++++ Extracted records

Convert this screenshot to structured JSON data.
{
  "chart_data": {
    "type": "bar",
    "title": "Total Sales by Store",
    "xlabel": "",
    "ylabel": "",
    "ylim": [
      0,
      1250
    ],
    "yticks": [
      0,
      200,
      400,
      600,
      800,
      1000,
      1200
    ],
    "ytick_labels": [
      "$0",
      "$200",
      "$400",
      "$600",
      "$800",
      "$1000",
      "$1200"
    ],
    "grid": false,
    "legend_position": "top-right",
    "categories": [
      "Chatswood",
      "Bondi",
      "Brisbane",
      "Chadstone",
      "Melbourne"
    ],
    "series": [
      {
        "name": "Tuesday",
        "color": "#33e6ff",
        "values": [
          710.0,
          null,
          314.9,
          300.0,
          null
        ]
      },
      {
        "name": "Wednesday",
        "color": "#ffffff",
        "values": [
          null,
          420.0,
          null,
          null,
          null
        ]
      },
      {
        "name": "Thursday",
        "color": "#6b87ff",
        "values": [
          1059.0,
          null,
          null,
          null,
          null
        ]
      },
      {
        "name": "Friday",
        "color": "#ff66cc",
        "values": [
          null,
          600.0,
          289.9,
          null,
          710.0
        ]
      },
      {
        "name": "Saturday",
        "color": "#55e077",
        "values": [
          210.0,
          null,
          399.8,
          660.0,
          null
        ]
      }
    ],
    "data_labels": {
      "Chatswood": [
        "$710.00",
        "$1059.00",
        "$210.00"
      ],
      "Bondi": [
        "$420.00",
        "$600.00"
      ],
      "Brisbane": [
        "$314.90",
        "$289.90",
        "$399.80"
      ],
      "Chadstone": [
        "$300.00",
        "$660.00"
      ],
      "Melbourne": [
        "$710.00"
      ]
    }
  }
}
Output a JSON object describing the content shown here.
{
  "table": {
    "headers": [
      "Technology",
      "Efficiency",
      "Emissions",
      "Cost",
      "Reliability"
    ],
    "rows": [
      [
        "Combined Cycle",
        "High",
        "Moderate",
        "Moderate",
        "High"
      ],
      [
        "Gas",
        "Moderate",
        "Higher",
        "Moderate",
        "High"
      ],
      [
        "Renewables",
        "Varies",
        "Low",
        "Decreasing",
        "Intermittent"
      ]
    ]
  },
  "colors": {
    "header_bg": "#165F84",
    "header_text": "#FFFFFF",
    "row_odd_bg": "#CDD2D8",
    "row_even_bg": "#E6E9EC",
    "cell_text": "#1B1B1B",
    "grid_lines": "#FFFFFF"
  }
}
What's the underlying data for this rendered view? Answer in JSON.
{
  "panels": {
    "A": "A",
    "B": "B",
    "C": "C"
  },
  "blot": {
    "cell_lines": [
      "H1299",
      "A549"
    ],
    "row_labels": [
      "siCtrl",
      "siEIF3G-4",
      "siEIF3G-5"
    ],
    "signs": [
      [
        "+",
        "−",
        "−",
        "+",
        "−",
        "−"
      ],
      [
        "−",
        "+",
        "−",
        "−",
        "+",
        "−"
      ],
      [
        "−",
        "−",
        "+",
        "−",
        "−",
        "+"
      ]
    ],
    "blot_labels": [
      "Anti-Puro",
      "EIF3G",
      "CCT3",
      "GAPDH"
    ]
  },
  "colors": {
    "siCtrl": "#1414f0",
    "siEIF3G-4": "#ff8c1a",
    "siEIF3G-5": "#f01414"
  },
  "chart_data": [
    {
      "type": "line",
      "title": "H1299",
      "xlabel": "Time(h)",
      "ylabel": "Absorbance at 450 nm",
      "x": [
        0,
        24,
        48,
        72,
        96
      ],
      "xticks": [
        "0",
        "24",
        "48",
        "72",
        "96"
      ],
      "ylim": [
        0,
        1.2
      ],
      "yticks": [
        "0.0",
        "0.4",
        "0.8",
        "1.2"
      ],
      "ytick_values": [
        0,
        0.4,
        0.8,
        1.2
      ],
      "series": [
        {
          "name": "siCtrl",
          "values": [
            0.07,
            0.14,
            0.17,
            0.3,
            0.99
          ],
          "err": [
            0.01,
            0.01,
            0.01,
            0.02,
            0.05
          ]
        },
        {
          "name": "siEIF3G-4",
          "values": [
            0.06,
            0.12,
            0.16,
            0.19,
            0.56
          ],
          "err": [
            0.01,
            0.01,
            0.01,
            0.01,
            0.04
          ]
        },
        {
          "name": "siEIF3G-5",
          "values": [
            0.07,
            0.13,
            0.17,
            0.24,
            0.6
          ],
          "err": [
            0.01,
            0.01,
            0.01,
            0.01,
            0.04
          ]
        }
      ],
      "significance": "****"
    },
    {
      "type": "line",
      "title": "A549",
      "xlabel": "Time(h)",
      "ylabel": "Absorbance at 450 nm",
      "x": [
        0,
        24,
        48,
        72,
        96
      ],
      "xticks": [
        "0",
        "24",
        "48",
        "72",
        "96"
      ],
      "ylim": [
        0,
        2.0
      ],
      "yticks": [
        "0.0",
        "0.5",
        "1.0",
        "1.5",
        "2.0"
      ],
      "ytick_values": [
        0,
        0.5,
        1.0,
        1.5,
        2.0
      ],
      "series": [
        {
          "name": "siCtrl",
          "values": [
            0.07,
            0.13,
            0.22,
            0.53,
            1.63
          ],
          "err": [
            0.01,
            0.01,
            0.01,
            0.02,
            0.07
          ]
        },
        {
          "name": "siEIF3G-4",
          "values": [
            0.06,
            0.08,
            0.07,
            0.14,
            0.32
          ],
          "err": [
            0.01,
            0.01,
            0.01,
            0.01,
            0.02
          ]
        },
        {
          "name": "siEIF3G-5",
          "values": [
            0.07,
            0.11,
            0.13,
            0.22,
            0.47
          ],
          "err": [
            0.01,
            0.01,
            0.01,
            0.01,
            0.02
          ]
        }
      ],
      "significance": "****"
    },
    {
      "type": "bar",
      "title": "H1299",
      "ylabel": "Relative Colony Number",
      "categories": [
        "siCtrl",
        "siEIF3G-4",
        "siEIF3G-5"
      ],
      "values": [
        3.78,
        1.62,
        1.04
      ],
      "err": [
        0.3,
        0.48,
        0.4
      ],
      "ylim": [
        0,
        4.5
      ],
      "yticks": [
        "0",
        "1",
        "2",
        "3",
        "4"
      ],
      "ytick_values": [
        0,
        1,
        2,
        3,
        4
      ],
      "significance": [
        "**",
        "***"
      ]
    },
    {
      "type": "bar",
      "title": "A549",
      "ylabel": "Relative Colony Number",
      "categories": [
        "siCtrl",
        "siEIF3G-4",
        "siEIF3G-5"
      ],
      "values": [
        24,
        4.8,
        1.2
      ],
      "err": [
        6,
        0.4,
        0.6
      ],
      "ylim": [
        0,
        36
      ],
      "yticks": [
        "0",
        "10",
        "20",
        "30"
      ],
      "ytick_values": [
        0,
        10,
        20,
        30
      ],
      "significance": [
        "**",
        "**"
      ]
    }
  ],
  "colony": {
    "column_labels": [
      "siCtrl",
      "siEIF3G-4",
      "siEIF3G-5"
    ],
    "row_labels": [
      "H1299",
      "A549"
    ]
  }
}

++++++++

Transcribe all the entries, keeping each one exactly as it is.

Convert this screenshot to structured JSON data.
{
  "chart_data": {
    "type": "bar",
    "title": "Total Sales by Store",
    "xlabel": "",
    "ylabel": "",
    "ylim": [
      0,
      1250
    ],
    "yticks": [
      0,
      200,
      400,
      600,
      800,
      1000,
      1200
    ],
    "ytick_labels": [
      "$0",
      "$200",
      "$400",
      "$600",
      "$800",
      "$1000",
      "$1200"
    ],
    "grid": false,
    "legend_position": "top-right",
    "categories": [
      "Chatswood",
      "Bondi",
      "Brisbane",
      "Chadstone",
      "Melbourne"
    ],
    "series": [
      {
        "name": "Tuesday",
        "color": "#33e6ff",
        "values": [
          710.0,
          null,
          314.9,
          300.0,
          null
        ]
      },
      {
        "name": "Wednesday",
        "color": "#ffffff",
        "values": [
          null,
          420.0,
          null,
          null,
          null
        ]
      },
      {
        "name": "Thursday",
        "color": "#6b87ff",
        "values": [
          1059.0,
          null,
          null,
          null,
          null
        ]
      },
      {
        "name": "Friday",
        "color": "#ff66cc",
        "values": [
          null,
          600.0,
          289.9,
          null,
          710.0
        ]
      },
      {
        "name": "Saturday",
        "color": "#55e077",
        "values": [
          210.0,
          null,
          399.8,
          660.0,
          null
        ]
      }
    ],
    "data_labels": {
      "Chatswood": [
        "$710.00",
        "$1059.00",
        "$210.00"
      ],
      "Bondi": [
        "$420.00",
        "$600.00"
      ],
      "Brisbane": [
        "$314.90",
        "$289.90",
        "$399.80"
      ],
      "Chadstone": [
        "$300.00",
        "$660.00"
      ],
      "Melbourne": [
        "$710.00"
      ]
    }
  }
}
Output a JSON object describing the content shown here.
{
  "table": {
    "headers": [
      "Technology",
      "Efficiency",
      "Emissions",
      "Cost",
      "Reliability"
    ],
    "rows": [
      [
        "Combined Cycle",
        "High",
        "Moderate",
        "Moderate",
        "High"
      ],
      [
        "Gas",
        "Moderate",
        "Higher",
        "Moderate",
        "High"
      ],
      [
        "Renewables",
        "Varies",
        "Low",
        "Decreasing",
        "Intermittent"
      ]
    ]
  },
  "colors": {
    "header_bg": "#165F84",
    "header_text": "#FFFFFF",
    "row_odd_bg": "#CDD2D8",
    "row_even_bg": "#E6E9EC",
    "cell_text": "#1B1B1B",
    "grid_lines": "#FFFFFF"
  }
}
What's the underlying data for this rendered view? Answer in JSON.
{
  "panels": {
    "A": "A",
    "B": "B",
    "C": "C"
  },
  "blot": {
    "cell_lines": [
      "H1299",
      "A549"
    ],
    "row_labels": [
      "siCtrl",
      "siEIF3G-4",
      "siEIF3G-5"
    ],
    "signs": [
      [
        "+",
        "−",
        "−",
        "+",
        "−",
        "−"
      ],
      [
        "−",
        "+",
        "−",
        "−",
        "+",
        "−"
      ],
      [
        "−",
        "−",
        "+",
        "−",
        "−",
        "+"
      ]
    ],
    "blot_labels": [
      "Anti-Puro",
      "EIF3G",
      "CCT3",
      "GAPDH"
    ]
  },
  "colors": {
    "siCtrl": "#1414f0",
    "siEIF3G-4": "#ff8c1a",
    "siEIF3G-5": "#f01414"
  },
  "chart_data": [
    {
      "type": "line",
      "title": "H1299",
      "xlabel": "Time(h)",
      "ylabel": "Absorbance at 450 nm",
      "x": [
        0,
        24,
        48,
        72,
        96
      ],
      "xticks": [
        "0",
        "24",
        "48",
        "72",
        "96"
      ],
      "ylim": [
        0,
        1.2
      ],
      "yticks": [
        "0.0",
        "0.4",
        "0.8",
        "1.2"
      ],
      "ytick_values": [
        0,
        0.4,
        0.8,
        1.2
      ],
      "series": [
        {
          "name": "siCtrl",
          "values": [
            0.07,
            0.14,
            0.17,
            0.3,
            0.99
          ],
          "err": [
            0.01,
            0.01,
            0.01,
            0.02,
            0.05
          ]
        },
        {
          "name": "siEIF3G-4",
          "values": [
            0.06,
            0.12,
            0.16,
            0.19,
            0.56
          ],
          "err": [
            0.01,
            0.01,
            0.01,
            0.01,
            0.04
          ]
        },
        {
          "name": "siEIF3G-5",
          "values": [
            0.07,
            0.13,
            0.17,
            0.24,
            0.6
          ],
          "err": [
            0.01,
            0.01,
            0.01,
            0.01,
            0.04
          ]
        }
      ],
      "significance": "****"
    },
    {
      "type": "line",
      "title": "A549",
      "xlabel": "Time(h)",
      "ylabel": "Absorbance at 450 nm",
      "x": [
        0,
        24,
        48,
        72,
        96
      ],
      "xticks": [
        "0",
        "24",
        "48",
        "72",
        "96"
      ],
      "ylim": [
        0,
        2.0
      ],
      "yticks": [
        "0.0",
        "0.5",
        "1.0",
        "1.5",
        "2.0"
      ],
      "ytick_values": [
        0,
        0.5,
        1.0,
        1.5,
        2.0
      ],
      "series": [
        {
          "name": "siCtrl",
          "values": [
            0.07,
            0.13,
            0.22,
            0.53,
            1.63
          ],
          "err": [
            0.01,
            0.01,
            0.01,
            0.02,
            0.07
          ]
        },
        {
          "name": "siEIF3G-4",
          "values": [
            0.06,
            0.08,
            0.07,
            0.14,
            0.32
          ],
          "err": [
            0.01,
            0.01,
            0.01,
            0.01,
            0.02
          ]
        },
        {
          "name": "siEIF3G-5",
          "values": [
            0.07,
            0.11,
            0.13,
            0.22,
            0.47
          ],
          "err": [
            0.01,
            0.01,
            0.01,
            0.01,
            0.02
          ]
        }
      ],
      "significance": "****"
    },
    {
      "type": "bar",
      "title": "H1299",
      "ylabel": "Relative Colony Number",
      "categories": [
        "siCtrl",
        "siEIF3G-4",
        "siEIF3G-5"
      ],
      "values": [
        3.78,
        1.62,
        1.04
      ],
      "err": [
        0.3,
        0.48,
        0.4
      ],
      "ylim": [
        0,
        4.5
      ],
      "yticks": [
        "0",
        "1",
        "2",
        "3",
        "4"
      ],
      "ytick_values": [
        0,
        1,
        2,
        3,
        4
      ],
      "significance": [
        "**",
        "***"
      ]
    },
    {
      "type": "bar",
      "title": "A549",
      "ylabel": "Relative Colony Number",
      "categories": [
        "siCtrl",
        "siEIF3G-4",
        "siEIF3G-5"
      ],
      "values": [
        24,
        4.8,
        1.2
      ],
      "err": [
        6,
        0.4,
        0.6
      ],
      "ylim": [
        0,
        36
      ],
      "yticks": [
        "0",
        "10",
        "20",
        "30"
      ],
      "ytick_values": [
        0,
        10,
        20,
        30
      ],
      "significance": [
        "**",
        "**"
      ]
    }
  ],
  "colony": {
    "column_labels": [
      "siCtrl",
      "siEIF3G-4",
      "siEIF3G-5"
    ],
    "row_labels": [
      "H1299",
      "A549"
    ]
  }
}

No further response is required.